Your task is to quote the material that follows, in full and exactly.

• _Data rows_:

--------

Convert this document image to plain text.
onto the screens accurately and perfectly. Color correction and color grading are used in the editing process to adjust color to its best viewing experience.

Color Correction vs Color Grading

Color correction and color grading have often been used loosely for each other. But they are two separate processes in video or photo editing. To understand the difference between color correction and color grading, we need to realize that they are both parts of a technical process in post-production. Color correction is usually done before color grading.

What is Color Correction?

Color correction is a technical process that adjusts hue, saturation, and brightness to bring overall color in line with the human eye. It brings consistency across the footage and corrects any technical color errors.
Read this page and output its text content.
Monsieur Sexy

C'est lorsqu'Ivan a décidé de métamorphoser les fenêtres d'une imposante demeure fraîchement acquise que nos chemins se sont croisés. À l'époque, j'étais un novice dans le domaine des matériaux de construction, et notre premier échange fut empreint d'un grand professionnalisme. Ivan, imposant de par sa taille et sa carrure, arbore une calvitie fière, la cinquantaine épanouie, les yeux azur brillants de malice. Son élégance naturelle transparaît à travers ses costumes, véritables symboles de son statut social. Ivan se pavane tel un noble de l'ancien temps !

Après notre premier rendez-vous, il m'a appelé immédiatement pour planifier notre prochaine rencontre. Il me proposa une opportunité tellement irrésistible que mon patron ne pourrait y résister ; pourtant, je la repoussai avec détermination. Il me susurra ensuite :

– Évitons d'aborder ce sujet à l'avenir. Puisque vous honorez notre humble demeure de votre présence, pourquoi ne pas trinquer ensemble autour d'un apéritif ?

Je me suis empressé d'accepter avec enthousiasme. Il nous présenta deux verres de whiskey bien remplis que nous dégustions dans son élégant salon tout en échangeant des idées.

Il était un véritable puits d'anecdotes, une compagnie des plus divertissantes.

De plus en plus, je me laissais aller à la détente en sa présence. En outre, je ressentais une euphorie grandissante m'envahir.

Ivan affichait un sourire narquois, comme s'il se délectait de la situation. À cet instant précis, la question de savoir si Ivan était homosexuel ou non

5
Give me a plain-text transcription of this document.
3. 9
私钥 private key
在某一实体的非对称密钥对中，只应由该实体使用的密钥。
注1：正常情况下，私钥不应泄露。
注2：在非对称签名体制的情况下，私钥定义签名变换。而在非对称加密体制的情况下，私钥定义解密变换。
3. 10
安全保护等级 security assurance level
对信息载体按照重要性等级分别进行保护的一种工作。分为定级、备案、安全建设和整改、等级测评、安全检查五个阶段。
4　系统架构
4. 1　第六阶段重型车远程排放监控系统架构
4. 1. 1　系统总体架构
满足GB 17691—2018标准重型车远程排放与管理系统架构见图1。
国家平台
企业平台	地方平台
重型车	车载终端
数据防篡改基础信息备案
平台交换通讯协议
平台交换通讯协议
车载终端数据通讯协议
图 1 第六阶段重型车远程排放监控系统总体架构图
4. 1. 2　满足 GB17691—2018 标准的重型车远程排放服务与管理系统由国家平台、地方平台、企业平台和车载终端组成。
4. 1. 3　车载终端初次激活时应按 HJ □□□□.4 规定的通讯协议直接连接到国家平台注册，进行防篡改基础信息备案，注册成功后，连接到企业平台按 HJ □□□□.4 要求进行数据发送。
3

--------

• _The response_:
Convert this document image to plain text.
onto the screens accurately and perfectly. Color correction and color grading are used in the editing process to adjust color to its best viewing experience.

Color Correction vs Color Grading

Color correction and color grading have often been used loosely for each other. But they are two separate processes in video or photo editing. To understand the difference between color correction and color grading, we need to realize that they are both parts of a technical process in post-production. Color correction is usually done before color grading.

What is Color Correction?

Color correction is a technical process that adjusts hue, saturation, and brightness to bring overall color in line with the human eye. It brings consistency across the footage and corrects any technical color errors.
Read this page and output its text content.
Monsieur Sexy

C'est lorsqu'Ivan a décidé de métamorphoser les fenêtres d'une imposante demeure fraîchement acquise que nos chemins se sont croisés. À l'époque, j'étais un novice dans le domaine des matériaux de construction, et notre premier échange fut empreint d'un grand professionnalisme. Ivan, imposant de par sa taille et sa carrure, arbore une calvitie fière, la cinquantaine épanouie, les yeux azur brillants de malice. Son élégance naturelle transparaît à travers ses costumes, véritables symboles de son statut social. Ivan se pavane tel un noble de l'ancien temps !

Après notre premier rendez-vous, il m'a appelé immédiatement pour planifier notre prochaine rencontre. Il me proposa une opportunité tellement irrésistible que mon patron ne pourrait y résister ; pourtant, je la repoussai avec détermination. Il me susurra ensuite :

– Évitons d'aborder ce sujet à l'avenir. Puisque vous honorez notre humble demeure de votre présence, pourquoi ne pas trinquer ensemble autour d'un apéritif ?

Je me suis empressé d'accepter avec enthousiasme. Il nous présenta deux verres de whiskey bien remplis que nous dégustions dans son élégant salon tout en échangeant des idées.

Il était un véritable puits d'anecdotes, une compagnie des plus divertissantes.

De plus en plus, je me laissais aller à la détente en sa présence. En outre, je ressentais une euphorie grandissante m'envahir.

Ivan affichait un sourire narquois, comme s'il se délectait de la situation. À cet instant précis, la question de savoir si Ivan était homosexuel ou non

5
Give me a plain-text transcription of this document.
3. 9
私钥 private key
在某一实体的非对称密钥对中，只应由该实体使用的密钥。
注1：正常情况下，私钥不应泄露。
注2：在非对称签名体制的情况下，私钥定义签名变换。而在非对称加密体制的情况下，私钥定义解密变换。
3. 10
安全保护等级 security assurance level
对信息载体按照重要性等级分别进行保护的一种工作。分为定级、备案、安全建设和整改、等级测评、安全检查五个阶段。
4　系统架构
4. 1　第六阶段重型车远程排放监控系统架构
4. 1. 1　系统总体架构
满足GB 17691—2018标准重型车远程排放与管理系统架构见图1。
国家平台
企业平台	地方平台
重型车	车载终端
数据防篡改基础信息备案
平台交换通讯协议
平台交换通讯协议
车载终端数据通讯协议
图 1 第六阶段重型车远程排放监控系统总体架构图
4. 1. 2　满足 GB17691—2018 标准的重型车远程排放服务与管理系统由国家平台、地方平台、企业平台和车载终端组成。
4. 1. 3　车载终端初次激活时应按 HJ □□□□.4 规定的通讯协议直接连接到国家平台注册，进行防篡改基础信息备案，注册成功后，连接到企业平台按 HJ □□□□.4 要求进行数据发送。
3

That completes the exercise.